Data section:
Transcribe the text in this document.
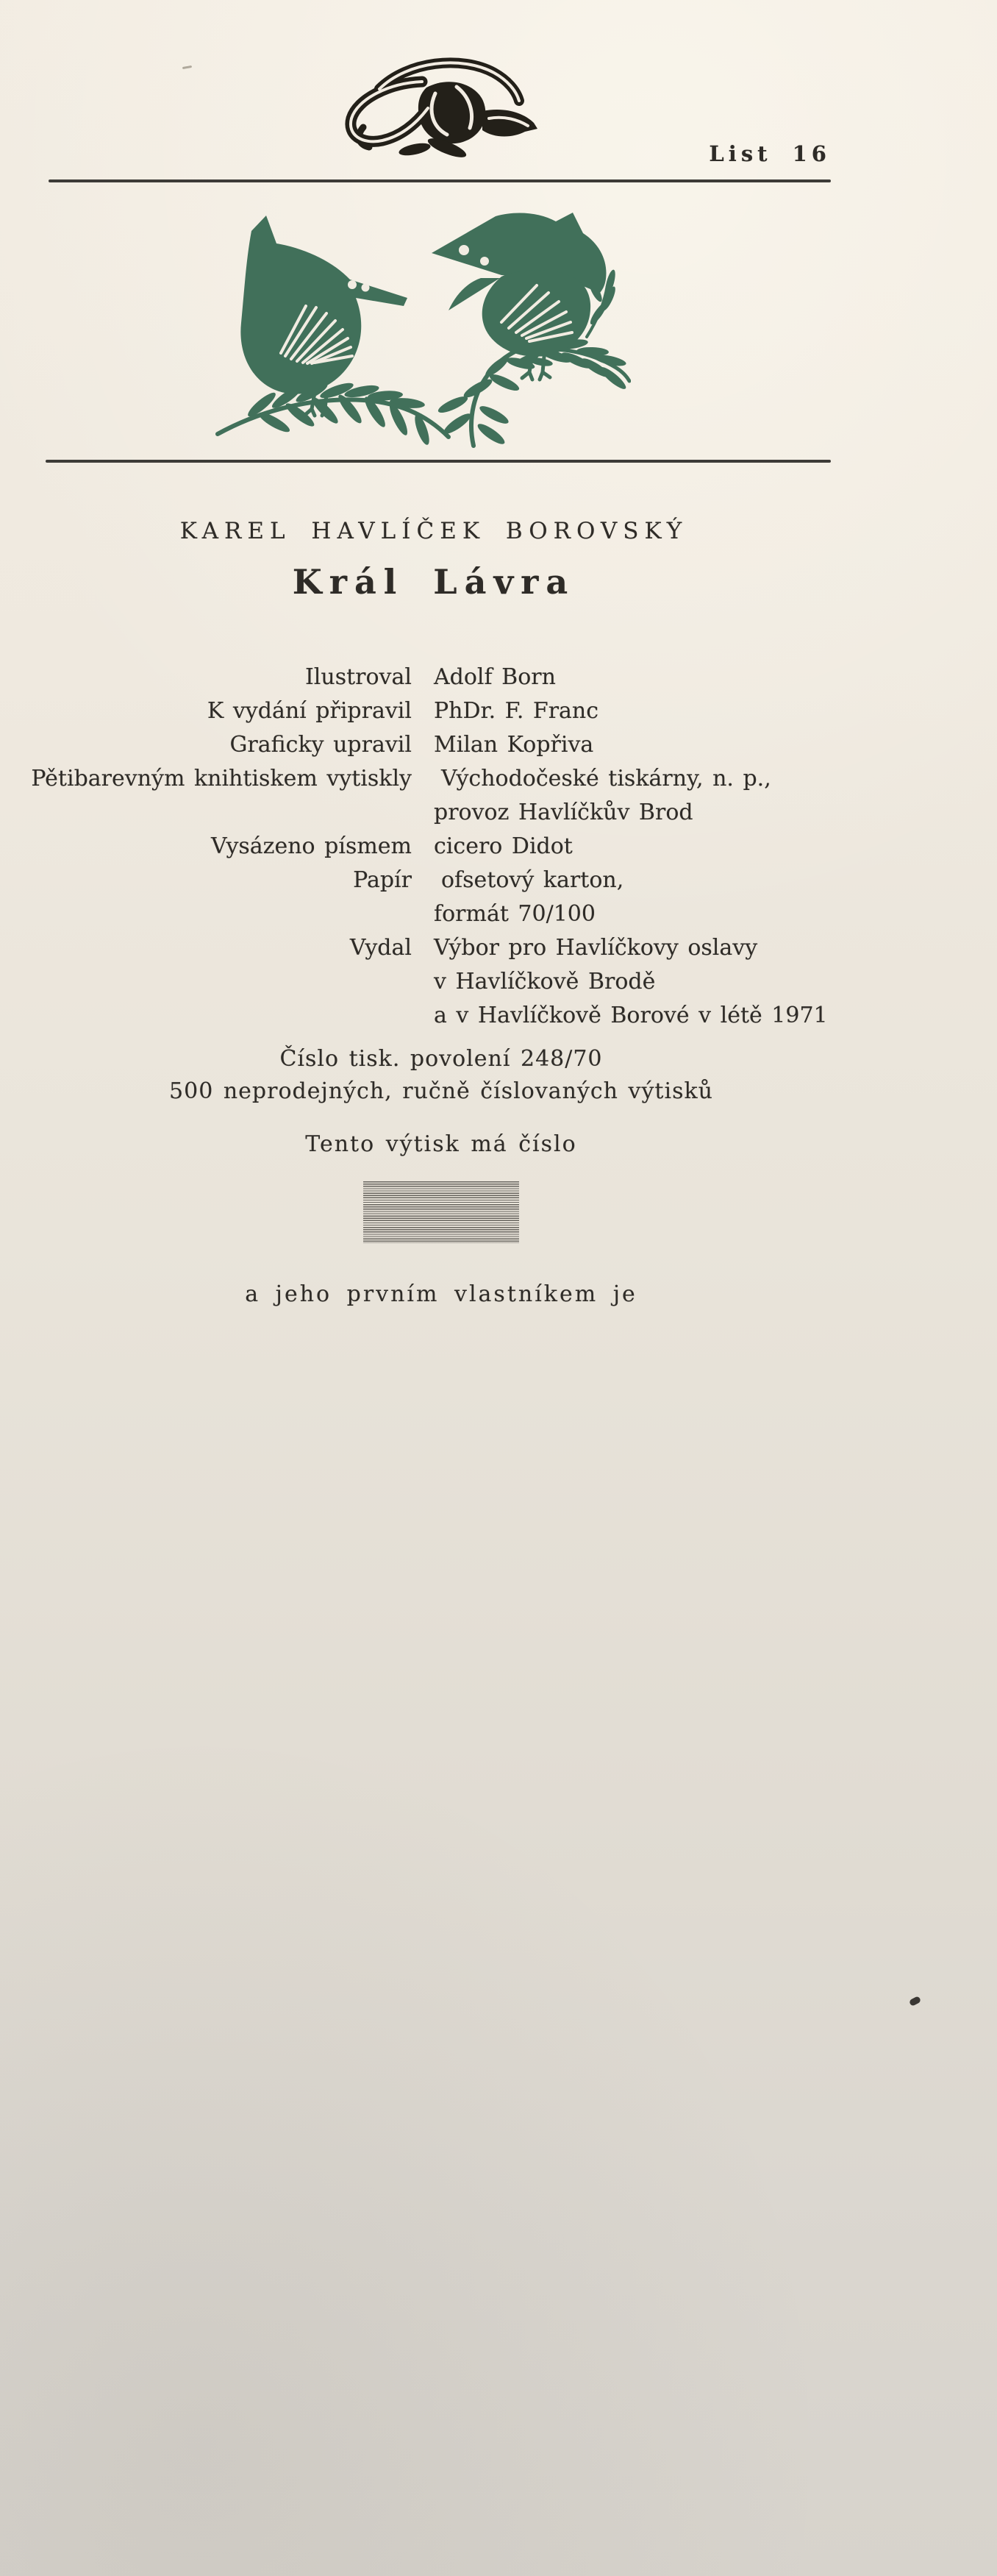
List 16
KAREL HAVLÍČEK BOROVSKÝ
Král Lávra
Ilustroval Adolf Born
K vydání připravil PhDr. F. Franc
Graficky upravil Milan Kopřiva
Pětibarevným knihtiskem vytiskly	Východočeské tiskárny, n. p.,
provoz Havlíčkův Brod
Vysázeno písmem cicero Didot
Papír	ofsetový karton,
formát 70/100
Vydal Výbor pro Havlíčkovy oslavy
v Havlíčkově Brodě
a v Havlíčkově Borové v létě 1971
Číslo tisk. povolení 248/70
500 neprodejných, ručně číslovaných výtisků
Tento výtisk má číslo
a jeho prvním vlastníkem je
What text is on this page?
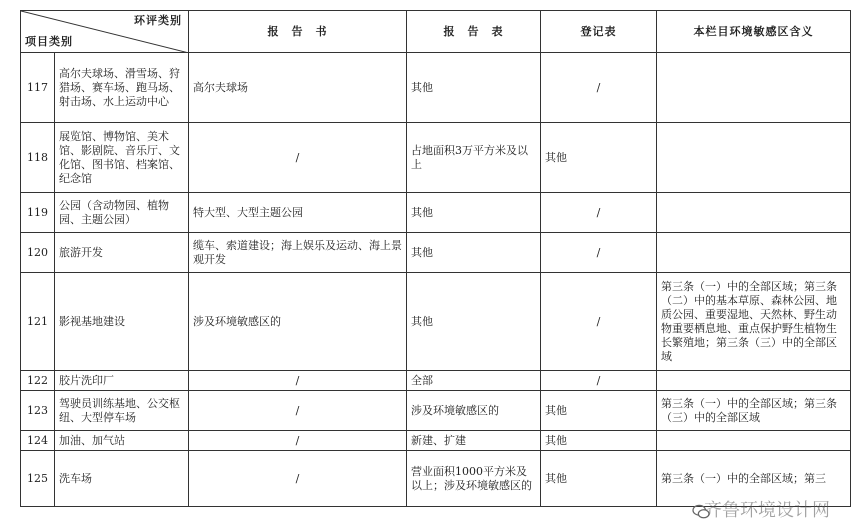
环评类别
项目类别		报　告　书	报　告　表	登记表	本栏目环境敏感区含义
117	高尔夫球场、滑雪场、狩猎场、赛车场、跑马场、射击场、水上运动中心	高尔夫球场	其他	/	
118	展览馆、博物馆、美术馆、影剧院、音乐厅、文化馆、图书馆、档案馆、纪念馆	/	占地面积3万平方米及以上	其他	
119	公园（含动物园、植物园、主题公园）	特大型、大型主题公园	其他	/	
120	旅游开发	缆车、索道建设；海上娱乐及运动、海上景观开发	其他	/	
121	影视基地建设	涉及环境敏感区的	其他	/	第三条（一）中的全部区域；第三条（二）中的基本草原、森林公园、地质公园、重要湿地、天然林、野生动物重要栖息地、重点保护野生植物生长繁殖地；第三条（三）中的全部区域
122	胶片洗印厂	/	全部	/	
123	驾驶员训练基地、公交枢纽、大型停车场	/	涉及环境敏感区的	其他	第三条（一）中的全部区域；第三条（三）中的全部区域
124	加油、加气站	/	新建、扩建	其他	
125	洗车场	/	营业面积1000平方米及以上；涉及环境敏感区的	其他	第三条（一）中的全部区域；第三
齐鲁环境设计网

Problem: Take every line from the data that contains the word "涉及环境敏感区的".

Answer to the exercise:
121	影视基地建设	涉及环境敏感区的	其他	/	第三条（一）中的全部区域；第三条（二）中的基本草原、森林公园、地质公园、重要湿地、天然林、野生动物重要栖息地、重点保护野生植物生长繁殖地；第三条（三）中的全部区域
123	驾驶员训练基地、公交枢纽、大型停车场	/	涉及环境敏感区的	其他	第三条（一）中的全部区域；第三条（三）中的全部区域
125	洗车场	/	营业面积1000平方米及以上；涉及环境敏感区的	其他	第三条（一）中的全部区域；第三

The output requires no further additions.